→ Provided data:
————————

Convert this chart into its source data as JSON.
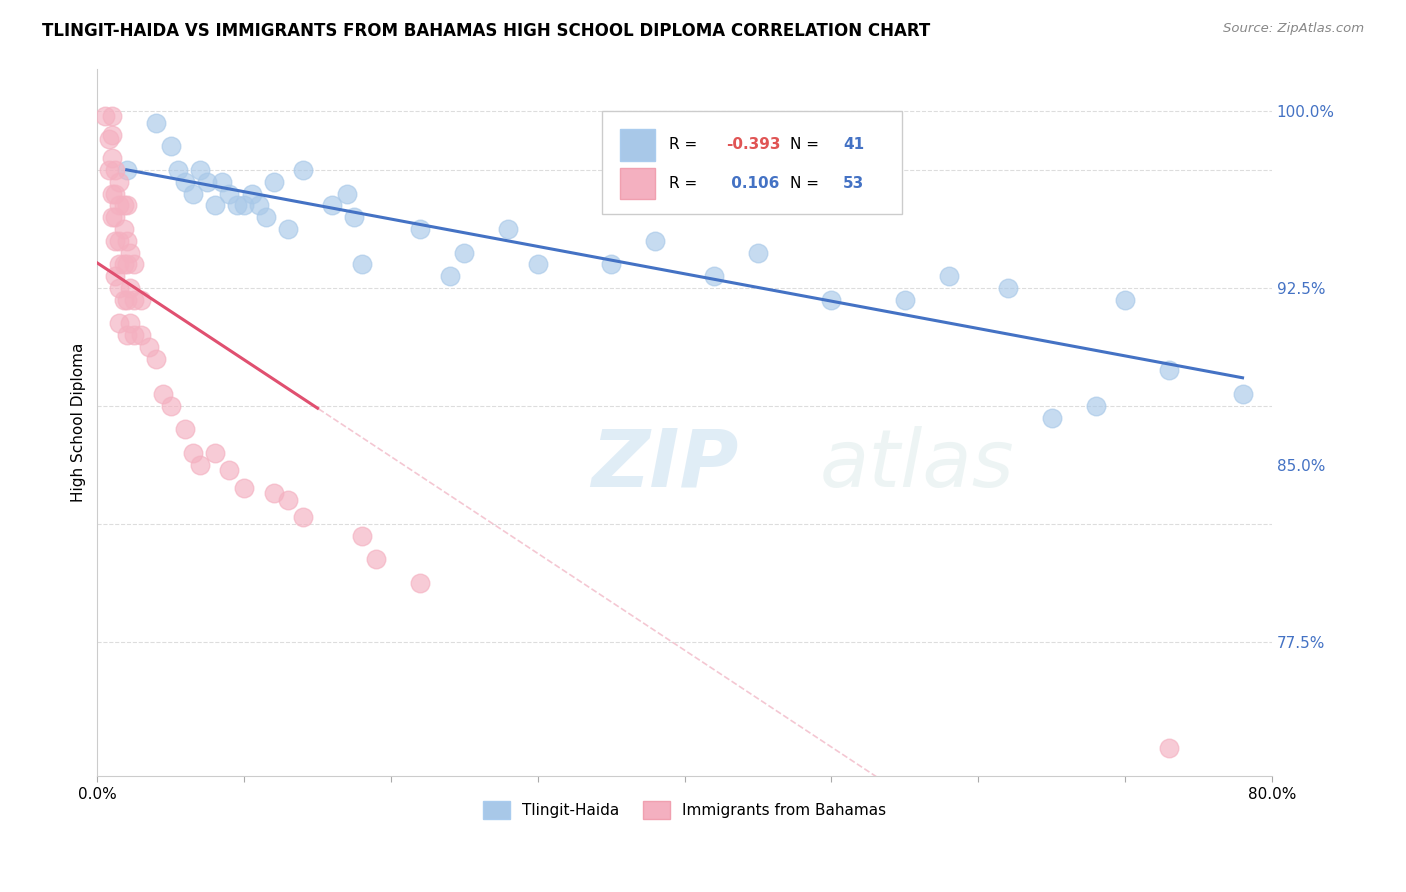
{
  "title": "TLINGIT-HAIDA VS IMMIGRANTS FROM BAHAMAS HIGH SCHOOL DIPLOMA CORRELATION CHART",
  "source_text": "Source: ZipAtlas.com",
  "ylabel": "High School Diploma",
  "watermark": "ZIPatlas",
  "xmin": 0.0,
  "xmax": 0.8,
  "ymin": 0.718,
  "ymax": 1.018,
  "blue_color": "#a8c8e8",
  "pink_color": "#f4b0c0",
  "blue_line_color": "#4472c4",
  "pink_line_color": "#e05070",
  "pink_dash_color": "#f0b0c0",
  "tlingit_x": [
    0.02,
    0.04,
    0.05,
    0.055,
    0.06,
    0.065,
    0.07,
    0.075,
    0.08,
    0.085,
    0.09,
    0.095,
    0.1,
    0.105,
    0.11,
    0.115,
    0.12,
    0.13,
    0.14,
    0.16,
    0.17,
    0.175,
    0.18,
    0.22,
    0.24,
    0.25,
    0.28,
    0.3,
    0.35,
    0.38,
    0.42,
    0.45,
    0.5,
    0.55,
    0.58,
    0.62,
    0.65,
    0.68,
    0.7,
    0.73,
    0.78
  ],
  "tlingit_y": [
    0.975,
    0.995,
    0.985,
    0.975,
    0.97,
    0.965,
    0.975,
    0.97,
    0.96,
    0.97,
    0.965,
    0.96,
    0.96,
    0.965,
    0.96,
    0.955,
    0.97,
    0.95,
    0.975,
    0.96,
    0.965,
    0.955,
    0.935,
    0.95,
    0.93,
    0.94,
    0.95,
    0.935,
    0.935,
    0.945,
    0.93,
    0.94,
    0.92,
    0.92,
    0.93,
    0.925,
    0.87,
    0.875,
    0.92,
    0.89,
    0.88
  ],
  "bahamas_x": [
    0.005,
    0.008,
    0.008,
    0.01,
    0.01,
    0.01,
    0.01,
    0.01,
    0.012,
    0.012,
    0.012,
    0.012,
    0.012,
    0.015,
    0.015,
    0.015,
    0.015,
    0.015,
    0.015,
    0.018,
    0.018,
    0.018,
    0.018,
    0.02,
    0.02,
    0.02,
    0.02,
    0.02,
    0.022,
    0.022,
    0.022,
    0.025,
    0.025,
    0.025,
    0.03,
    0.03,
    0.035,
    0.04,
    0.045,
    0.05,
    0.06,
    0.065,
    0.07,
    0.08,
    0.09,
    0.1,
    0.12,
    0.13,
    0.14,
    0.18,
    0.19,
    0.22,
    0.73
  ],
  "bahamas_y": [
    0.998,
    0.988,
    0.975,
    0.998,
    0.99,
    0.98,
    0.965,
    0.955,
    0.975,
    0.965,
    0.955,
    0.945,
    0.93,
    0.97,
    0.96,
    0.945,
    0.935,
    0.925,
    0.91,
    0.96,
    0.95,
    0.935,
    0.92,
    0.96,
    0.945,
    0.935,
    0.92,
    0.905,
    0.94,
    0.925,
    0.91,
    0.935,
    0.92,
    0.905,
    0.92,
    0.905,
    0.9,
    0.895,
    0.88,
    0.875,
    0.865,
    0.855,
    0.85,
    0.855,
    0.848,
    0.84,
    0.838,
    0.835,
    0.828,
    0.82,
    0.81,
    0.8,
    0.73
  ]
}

————————

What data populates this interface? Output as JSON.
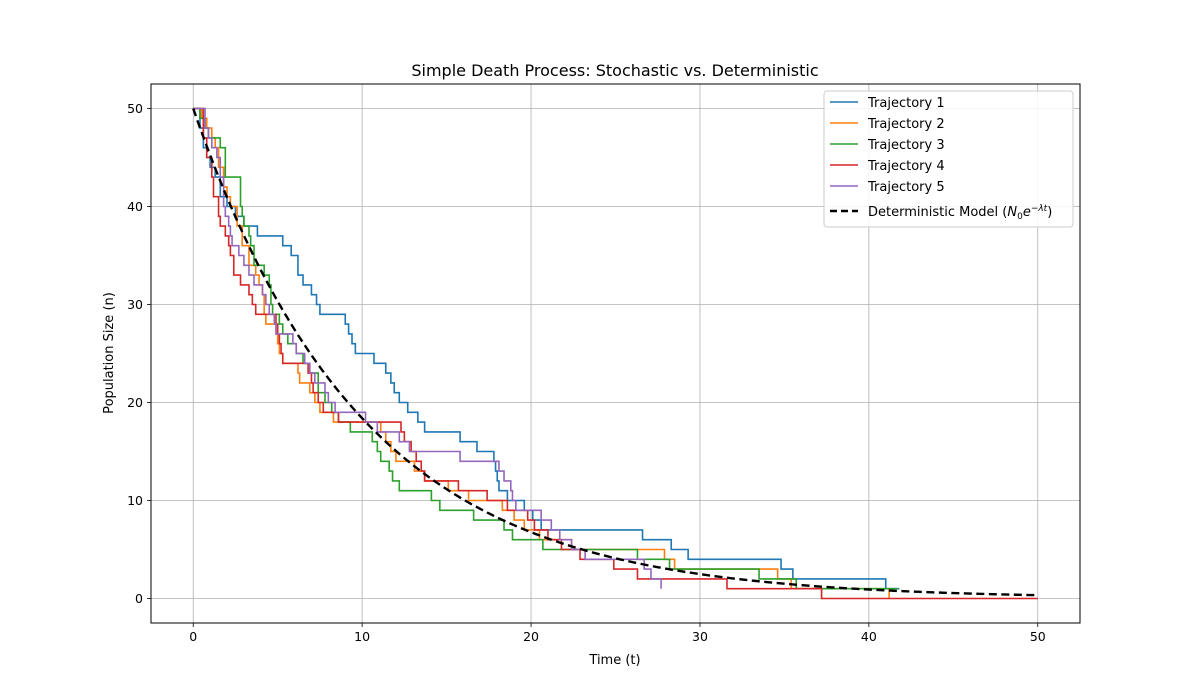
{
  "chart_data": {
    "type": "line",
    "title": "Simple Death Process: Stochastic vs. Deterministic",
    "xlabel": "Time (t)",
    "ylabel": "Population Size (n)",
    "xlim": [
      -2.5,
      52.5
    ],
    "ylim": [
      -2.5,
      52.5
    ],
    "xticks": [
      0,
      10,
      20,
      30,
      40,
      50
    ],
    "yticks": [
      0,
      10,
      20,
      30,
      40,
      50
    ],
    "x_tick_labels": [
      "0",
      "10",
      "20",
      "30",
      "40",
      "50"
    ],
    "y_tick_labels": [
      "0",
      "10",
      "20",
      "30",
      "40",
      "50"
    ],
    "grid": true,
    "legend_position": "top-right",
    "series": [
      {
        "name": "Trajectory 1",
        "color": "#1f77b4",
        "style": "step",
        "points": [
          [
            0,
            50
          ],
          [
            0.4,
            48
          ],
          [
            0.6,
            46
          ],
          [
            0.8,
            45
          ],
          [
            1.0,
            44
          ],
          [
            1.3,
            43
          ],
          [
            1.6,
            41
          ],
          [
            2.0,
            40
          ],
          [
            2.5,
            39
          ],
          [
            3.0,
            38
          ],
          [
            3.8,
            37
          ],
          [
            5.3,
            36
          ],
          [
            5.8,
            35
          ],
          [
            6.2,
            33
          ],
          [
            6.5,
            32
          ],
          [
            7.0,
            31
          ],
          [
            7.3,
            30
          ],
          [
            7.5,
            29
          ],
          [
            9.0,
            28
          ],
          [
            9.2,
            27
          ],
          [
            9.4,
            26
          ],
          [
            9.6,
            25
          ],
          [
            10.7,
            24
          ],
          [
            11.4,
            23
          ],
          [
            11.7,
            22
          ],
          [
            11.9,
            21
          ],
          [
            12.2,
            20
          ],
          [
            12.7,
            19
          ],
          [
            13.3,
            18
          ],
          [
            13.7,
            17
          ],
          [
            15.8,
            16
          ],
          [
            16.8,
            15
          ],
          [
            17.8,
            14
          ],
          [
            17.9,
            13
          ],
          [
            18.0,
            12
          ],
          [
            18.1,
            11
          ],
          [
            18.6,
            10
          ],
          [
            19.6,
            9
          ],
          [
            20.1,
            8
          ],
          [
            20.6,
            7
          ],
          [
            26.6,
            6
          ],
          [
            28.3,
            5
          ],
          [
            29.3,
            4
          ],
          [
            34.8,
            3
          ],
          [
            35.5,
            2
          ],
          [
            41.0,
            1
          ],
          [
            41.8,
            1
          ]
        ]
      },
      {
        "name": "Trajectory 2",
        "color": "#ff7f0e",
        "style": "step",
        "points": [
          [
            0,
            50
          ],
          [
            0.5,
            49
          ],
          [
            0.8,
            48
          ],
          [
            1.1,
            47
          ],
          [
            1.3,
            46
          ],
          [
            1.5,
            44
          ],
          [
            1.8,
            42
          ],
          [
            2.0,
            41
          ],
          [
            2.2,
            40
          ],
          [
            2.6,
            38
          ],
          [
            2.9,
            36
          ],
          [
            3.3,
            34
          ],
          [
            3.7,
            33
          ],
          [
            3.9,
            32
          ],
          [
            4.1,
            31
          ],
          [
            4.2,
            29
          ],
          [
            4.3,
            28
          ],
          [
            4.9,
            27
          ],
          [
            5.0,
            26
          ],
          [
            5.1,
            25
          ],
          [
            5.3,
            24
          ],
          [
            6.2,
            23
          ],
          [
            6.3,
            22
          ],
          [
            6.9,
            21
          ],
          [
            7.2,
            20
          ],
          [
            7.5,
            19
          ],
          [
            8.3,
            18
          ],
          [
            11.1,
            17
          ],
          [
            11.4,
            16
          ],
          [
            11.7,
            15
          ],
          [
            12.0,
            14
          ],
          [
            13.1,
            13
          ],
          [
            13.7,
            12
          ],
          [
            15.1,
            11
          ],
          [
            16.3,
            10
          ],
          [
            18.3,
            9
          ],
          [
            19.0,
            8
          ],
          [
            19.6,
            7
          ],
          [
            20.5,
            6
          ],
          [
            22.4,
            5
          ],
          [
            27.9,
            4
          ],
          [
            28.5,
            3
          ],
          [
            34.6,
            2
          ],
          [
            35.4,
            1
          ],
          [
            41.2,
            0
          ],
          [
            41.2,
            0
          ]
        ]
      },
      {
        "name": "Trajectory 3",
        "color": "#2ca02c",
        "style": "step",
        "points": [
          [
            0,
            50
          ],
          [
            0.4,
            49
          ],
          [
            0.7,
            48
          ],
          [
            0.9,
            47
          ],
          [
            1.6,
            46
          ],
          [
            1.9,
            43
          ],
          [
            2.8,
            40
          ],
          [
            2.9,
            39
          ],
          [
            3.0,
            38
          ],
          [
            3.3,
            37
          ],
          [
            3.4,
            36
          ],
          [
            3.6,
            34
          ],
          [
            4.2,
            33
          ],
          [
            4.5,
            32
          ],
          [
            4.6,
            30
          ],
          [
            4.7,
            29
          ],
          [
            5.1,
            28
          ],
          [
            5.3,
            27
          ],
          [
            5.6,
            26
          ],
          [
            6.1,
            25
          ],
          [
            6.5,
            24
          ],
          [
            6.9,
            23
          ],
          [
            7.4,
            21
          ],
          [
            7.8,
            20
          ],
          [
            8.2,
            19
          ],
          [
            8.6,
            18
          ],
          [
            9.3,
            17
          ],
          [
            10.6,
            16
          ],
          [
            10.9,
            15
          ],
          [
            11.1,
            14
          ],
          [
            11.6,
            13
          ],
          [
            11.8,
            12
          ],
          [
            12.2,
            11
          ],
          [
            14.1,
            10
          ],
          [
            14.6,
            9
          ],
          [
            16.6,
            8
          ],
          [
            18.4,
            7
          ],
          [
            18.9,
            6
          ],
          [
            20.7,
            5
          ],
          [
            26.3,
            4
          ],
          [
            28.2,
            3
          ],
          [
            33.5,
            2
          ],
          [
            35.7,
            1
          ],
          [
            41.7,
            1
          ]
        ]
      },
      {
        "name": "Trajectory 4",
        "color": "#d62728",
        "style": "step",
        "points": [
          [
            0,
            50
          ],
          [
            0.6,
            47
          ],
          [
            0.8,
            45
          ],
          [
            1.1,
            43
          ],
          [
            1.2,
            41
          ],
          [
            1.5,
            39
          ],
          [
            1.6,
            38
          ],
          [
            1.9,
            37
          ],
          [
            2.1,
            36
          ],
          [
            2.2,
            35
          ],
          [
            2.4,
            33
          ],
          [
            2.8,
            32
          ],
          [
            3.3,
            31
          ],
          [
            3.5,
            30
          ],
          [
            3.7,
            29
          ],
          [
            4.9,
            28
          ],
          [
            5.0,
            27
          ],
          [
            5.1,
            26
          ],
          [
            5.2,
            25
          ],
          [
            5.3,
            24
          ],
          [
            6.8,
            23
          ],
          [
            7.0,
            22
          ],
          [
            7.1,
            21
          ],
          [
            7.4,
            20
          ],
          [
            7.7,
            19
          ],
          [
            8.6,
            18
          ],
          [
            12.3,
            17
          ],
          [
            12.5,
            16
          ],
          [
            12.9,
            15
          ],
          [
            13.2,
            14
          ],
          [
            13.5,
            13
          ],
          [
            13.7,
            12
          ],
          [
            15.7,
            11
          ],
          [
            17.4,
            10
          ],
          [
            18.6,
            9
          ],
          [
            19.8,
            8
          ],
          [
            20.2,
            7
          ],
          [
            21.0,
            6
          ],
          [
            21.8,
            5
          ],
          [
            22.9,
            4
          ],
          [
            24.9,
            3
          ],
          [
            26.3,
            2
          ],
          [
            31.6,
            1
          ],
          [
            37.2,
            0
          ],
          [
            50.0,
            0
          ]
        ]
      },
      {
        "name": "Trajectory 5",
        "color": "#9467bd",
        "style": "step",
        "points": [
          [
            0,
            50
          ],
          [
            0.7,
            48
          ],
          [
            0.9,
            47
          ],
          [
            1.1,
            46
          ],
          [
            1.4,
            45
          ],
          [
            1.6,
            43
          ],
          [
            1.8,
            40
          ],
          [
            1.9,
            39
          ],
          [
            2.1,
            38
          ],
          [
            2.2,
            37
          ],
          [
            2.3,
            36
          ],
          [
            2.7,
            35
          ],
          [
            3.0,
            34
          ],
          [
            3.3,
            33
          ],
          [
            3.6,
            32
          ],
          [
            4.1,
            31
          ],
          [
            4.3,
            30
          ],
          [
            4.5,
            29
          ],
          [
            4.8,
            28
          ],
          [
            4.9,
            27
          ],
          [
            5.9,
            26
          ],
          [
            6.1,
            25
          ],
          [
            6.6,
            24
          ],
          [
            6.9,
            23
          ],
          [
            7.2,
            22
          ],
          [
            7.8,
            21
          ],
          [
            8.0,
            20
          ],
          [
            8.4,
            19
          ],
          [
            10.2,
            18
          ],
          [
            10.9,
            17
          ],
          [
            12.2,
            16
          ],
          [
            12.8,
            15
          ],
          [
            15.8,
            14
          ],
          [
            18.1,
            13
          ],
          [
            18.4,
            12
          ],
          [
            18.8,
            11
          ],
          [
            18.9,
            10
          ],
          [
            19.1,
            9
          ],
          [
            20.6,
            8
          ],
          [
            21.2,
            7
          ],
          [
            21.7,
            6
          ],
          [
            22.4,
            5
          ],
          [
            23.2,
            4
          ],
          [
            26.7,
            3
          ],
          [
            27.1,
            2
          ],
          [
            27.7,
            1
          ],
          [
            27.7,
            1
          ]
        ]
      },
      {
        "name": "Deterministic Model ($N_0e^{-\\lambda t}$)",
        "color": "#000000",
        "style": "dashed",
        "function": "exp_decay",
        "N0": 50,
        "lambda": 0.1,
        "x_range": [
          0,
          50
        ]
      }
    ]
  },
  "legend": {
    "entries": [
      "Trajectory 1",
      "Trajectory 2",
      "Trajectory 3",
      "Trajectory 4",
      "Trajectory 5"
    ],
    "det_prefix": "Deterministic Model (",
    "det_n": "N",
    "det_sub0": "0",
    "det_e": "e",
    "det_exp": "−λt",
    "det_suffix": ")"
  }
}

————————

→ Problem description:
Extract every line that has the string "Model" in it.

→ Task answer:
        "name": "Deterministic Model ($N_0e^{-\\lambda t}$)",
    "det_prefix": "Deterministic Model (",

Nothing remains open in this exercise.